**TUGAS A:** Menurut teks halaman tentang Brahmana, apa saja lima merga yang termasuk dalam Merga Silima?

··· TEKS HALAMAN

Jika kita berbicara tentang Brahmana, mungkin langsung yang terpikir di benak kita adalah salah satu dari empat kasta dalam agama Hindu(Kasta disebut dengan Warna (Sanskerta: वर्ण; varṇa). Akar kata Warna yang berasal dari bahasa Sansekerta berarti “memilih (sebuah kelompok)”. Dalam ajaran agama Hindu, adapun empat kasta dalam agama Hindu: Sudra (budak), Waisya (pedagang), Kesatria(pemerntahan), dan Brahmana (rohaniawan)). Namun, yang ingin saya bahas kali ini bukanlah Brāhmana(golongan rohaniawan) yang ada dalam agama Hindu, melainkan Brahmana yang ada dalam salah satu dari sub-merga dari Merga Silima(1. Karo-karo, 2. Ginting, 3. Tarigan, 4. Sembiring, dan 5. Peranginangin) dalam masyarakat Karo.

······
··· DATA YANG DISEDIAKAN

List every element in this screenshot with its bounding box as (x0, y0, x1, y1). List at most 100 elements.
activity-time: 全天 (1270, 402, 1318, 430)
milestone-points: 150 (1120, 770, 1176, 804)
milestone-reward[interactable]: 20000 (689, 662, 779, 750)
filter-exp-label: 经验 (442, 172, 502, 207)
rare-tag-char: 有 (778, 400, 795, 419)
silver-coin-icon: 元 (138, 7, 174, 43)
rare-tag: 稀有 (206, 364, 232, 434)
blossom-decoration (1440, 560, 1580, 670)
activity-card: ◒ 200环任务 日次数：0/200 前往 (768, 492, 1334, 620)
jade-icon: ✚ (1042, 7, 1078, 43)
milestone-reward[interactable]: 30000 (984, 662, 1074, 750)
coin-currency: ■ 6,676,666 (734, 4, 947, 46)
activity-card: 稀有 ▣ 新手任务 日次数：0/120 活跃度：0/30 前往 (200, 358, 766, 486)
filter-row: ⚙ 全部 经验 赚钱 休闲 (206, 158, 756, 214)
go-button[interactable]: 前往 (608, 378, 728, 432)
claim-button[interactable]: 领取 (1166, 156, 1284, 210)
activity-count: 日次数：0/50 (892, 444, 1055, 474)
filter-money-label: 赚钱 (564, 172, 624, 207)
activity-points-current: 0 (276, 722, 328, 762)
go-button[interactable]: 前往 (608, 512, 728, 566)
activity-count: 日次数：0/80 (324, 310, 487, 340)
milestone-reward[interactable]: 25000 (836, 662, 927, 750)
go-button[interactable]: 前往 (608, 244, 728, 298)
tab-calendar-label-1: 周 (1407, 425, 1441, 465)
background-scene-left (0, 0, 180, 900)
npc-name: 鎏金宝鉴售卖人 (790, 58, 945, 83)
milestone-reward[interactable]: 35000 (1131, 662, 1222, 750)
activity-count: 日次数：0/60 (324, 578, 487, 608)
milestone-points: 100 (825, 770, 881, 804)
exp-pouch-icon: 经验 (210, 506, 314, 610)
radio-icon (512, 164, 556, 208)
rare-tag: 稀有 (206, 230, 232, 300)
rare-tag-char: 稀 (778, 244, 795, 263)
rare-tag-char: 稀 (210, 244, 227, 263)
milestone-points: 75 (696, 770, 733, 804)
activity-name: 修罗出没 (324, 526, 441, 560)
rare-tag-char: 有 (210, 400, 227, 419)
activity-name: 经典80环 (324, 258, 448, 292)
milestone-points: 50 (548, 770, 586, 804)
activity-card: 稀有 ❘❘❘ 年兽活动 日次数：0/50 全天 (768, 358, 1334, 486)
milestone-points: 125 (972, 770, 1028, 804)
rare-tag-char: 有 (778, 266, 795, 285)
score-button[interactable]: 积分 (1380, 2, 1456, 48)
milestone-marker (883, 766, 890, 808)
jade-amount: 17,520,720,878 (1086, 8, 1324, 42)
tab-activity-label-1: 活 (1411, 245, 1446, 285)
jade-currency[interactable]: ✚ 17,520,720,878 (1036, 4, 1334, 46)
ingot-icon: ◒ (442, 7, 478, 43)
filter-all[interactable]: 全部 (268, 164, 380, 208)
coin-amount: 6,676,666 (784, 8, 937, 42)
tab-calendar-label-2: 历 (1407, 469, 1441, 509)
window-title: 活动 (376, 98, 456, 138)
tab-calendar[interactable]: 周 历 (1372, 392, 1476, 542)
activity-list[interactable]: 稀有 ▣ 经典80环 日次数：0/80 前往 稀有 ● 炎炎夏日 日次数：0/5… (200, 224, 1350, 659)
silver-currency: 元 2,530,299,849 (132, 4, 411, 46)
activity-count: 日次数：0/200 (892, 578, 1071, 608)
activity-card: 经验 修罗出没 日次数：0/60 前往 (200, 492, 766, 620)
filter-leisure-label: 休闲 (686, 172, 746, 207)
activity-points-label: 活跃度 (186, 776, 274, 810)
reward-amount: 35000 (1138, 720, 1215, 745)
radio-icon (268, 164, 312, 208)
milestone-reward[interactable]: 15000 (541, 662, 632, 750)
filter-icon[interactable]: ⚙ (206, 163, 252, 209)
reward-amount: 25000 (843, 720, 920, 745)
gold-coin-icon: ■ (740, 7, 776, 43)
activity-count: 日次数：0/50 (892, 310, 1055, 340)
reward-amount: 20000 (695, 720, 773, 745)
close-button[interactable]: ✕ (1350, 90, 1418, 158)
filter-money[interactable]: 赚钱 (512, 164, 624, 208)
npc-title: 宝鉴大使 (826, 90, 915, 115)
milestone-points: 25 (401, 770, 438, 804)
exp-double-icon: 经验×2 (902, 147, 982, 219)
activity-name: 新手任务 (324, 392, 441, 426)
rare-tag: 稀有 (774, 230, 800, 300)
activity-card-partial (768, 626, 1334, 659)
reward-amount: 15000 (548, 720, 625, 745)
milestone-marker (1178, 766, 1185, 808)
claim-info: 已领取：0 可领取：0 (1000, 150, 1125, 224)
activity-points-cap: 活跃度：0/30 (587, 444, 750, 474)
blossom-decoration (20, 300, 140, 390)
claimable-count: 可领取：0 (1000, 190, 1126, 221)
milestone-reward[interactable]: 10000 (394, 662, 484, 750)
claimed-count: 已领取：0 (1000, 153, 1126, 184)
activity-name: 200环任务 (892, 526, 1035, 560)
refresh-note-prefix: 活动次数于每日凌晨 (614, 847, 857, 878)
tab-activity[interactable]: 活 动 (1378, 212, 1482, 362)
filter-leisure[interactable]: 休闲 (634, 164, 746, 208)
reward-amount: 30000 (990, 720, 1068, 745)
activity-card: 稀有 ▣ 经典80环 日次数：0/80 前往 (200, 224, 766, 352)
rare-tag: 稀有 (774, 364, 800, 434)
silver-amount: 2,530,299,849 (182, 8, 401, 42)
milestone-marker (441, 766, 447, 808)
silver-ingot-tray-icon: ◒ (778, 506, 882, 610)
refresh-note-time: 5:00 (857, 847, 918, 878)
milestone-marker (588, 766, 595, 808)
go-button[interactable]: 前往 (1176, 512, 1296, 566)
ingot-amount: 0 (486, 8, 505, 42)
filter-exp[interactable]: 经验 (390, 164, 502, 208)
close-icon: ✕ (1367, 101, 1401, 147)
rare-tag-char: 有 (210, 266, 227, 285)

······

**TUGAS B:** Tulis ulang tanpa perubahan baris-baris data, mulai dari baris data pertama dan berakhir pada baris yang memuat "rare-tag-char: 稀 (778, 244, 795, 263)".

**JAWABAN YANG DIHARAPKAN A:** Karo-karo, Ginting, Tarigan, Sembiring, dan Peranginangin.

**JAWABAN YANG DIHARAPKAN B:**
List every element in this screenshot with its bounding box as (x0, y0, x1, y1). List at most 100 elements.
activity-time: 全天 (1270, 402, 1318, 430)
milestone-points: 150 (1120, 770, 1176, 804)
milestone-reward[interactable]: 20000 (689, 662, 779, 750)
filter-exp-label: 经验 (442, 172, 502, 207)
rare-tag-char: 有 (778, 400, 795, 419)
silver-coin-icon: 元 (138, 7, 174, 43)
rare-tag: 稀有 (206, 364, 232, 434)
blossom-decoration (1440, 560, 1580, 670)
activity-card: ◒ 200环任务 日次数：0/200 前往 (768, 492, 1334, 620)
jade-icon: ✚ (1042, 7, 1078, 43)
milestone-reward[interactable]: 30000 (984, 662, 1074, 750)
coin-currency: ■ 6,676,666 (734, 4, 947, 46)
activity-card: 稀有 ▣ 新手任务 日次数：0/120 活跃度：0/30 前往 (200, 358, 766, 486)
filter-row: ⚙ 全部 经验 赚钱 休闲 (206, 158, 756, 214)
go-button[interactable]: 前往 (608, 378, 728, 432)
claim-button[interactable]: 领取 (1166, 156, 1284, 210)
activity-count: 日次数：0/50 (892, 444, 1055, 474)
filter-money-label: 赚钱 (564, 172, 624, 207)
activity-points-current: 0 (276, 722, 328, 762)
go-button[interactable]: 前往 (608, 512, 728, 566)
activity-count: 日次数：0/80 (324, 310, 487, 340)
milestone-reward[interactable]: 25000 (836, 662, 927, 750)
go-button[interactable]: 前往 (608, 244, 728, 298)
tab-calendar-label-1: 周 (1407, 425, 1441, 465)
background-scene-left (0, 0, 180, 900)
npc-name: 鎏金宝鉴售卖人 (790, 58, 945, 83)
milestone-reward[interactable]: 35000 (1131, 662, 1222, 750)
activity-count: 日次数：0/60 (324, 578, 487, 608)
milestone-points: 100 (825, 770, 881, 804)
exp-pouch-icon: 经验 (210, 506, 314, 610)
radio-icon (512, 164, 556, 208)
rare-tag: 稀有 (206, 230, 232, 300)
rare-tag-char: 稀 (778, 244, 795, 263)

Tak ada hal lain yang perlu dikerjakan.